■ EXERCISE GOAL
From the listing below, extract each line containing the string "this".

● ● ● ●

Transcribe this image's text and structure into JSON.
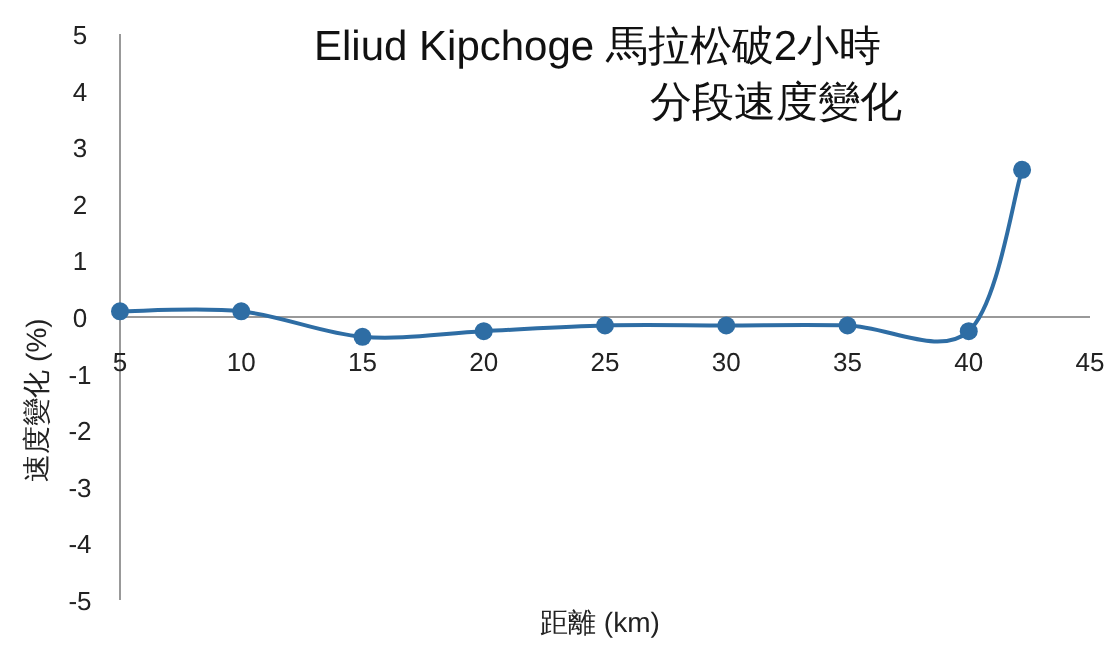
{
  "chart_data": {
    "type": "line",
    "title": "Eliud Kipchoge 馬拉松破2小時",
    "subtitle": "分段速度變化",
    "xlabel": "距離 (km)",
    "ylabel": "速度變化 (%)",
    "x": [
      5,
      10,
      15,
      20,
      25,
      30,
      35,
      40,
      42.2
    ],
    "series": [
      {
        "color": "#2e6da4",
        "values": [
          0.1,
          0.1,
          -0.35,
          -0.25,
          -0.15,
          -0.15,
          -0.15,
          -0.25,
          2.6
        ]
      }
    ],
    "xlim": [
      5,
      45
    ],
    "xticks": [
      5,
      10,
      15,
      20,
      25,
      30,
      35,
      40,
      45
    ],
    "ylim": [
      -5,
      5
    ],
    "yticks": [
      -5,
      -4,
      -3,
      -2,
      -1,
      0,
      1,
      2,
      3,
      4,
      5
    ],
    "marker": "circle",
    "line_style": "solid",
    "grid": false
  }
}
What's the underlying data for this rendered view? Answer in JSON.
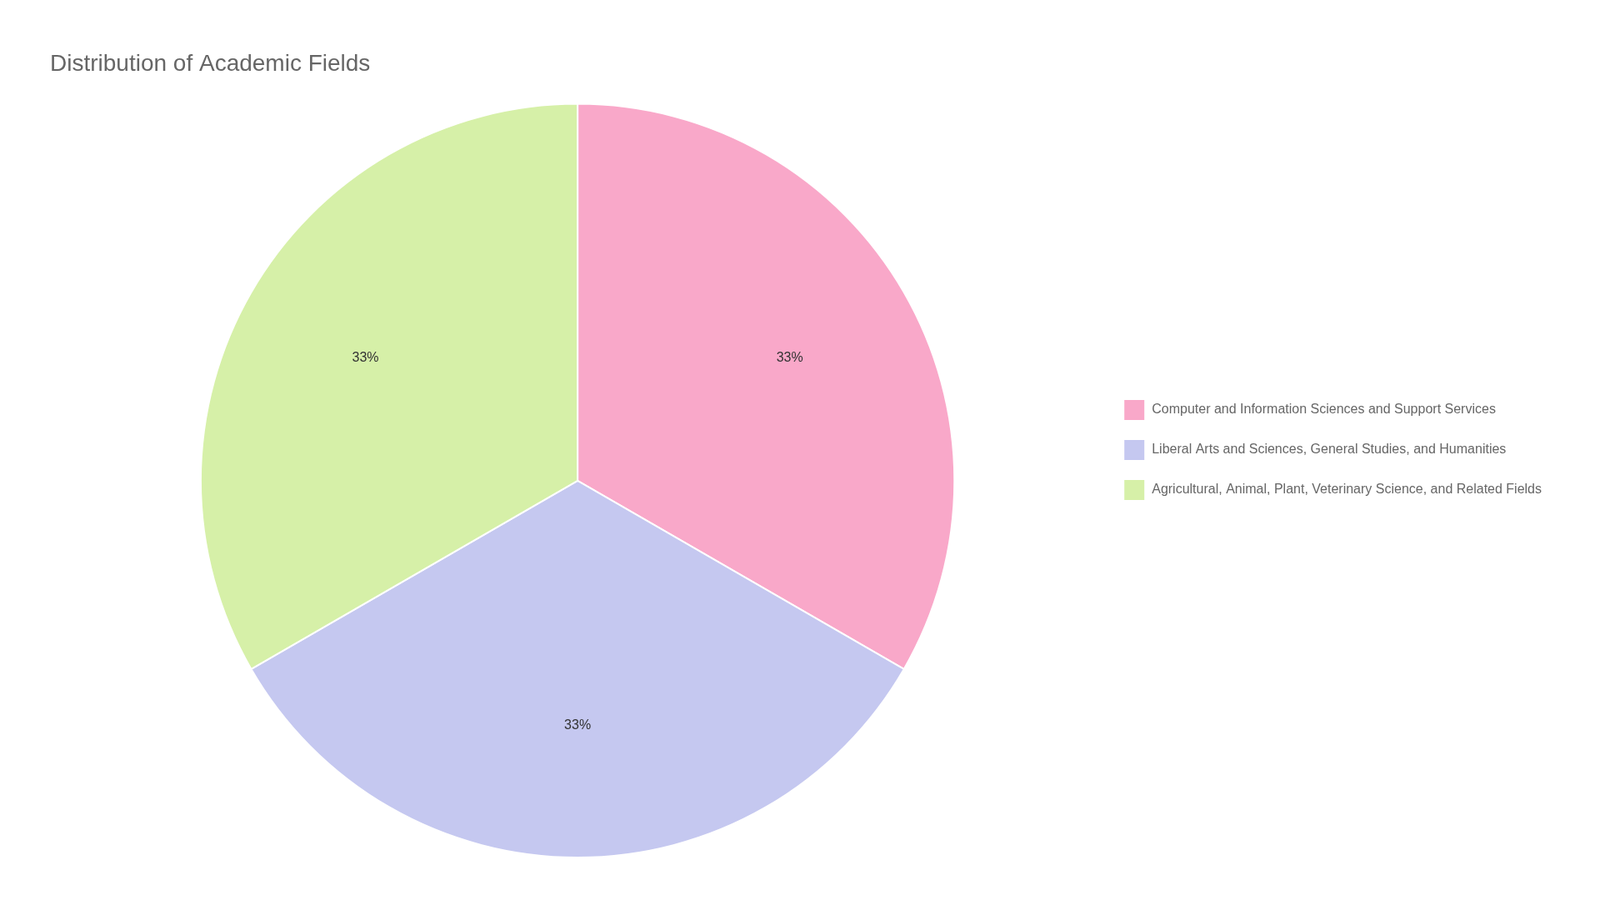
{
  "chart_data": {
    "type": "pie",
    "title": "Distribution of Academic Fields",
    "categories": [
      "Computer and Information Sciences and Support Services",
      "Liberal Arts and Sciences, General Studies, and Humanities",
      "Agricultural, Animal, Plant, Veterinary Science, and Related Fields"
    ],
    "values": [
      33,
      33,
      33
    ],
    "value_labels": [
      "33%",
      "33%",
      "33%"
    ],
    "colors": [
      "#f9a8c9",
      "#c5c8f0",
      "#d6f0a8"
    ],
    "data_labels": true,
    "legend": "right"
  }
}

● ● ● ●

■ EXERCISE ANSWER
Transcribe this image's text and structure into JSON.
What's the underlying data for this rendered view? Answer in JSON.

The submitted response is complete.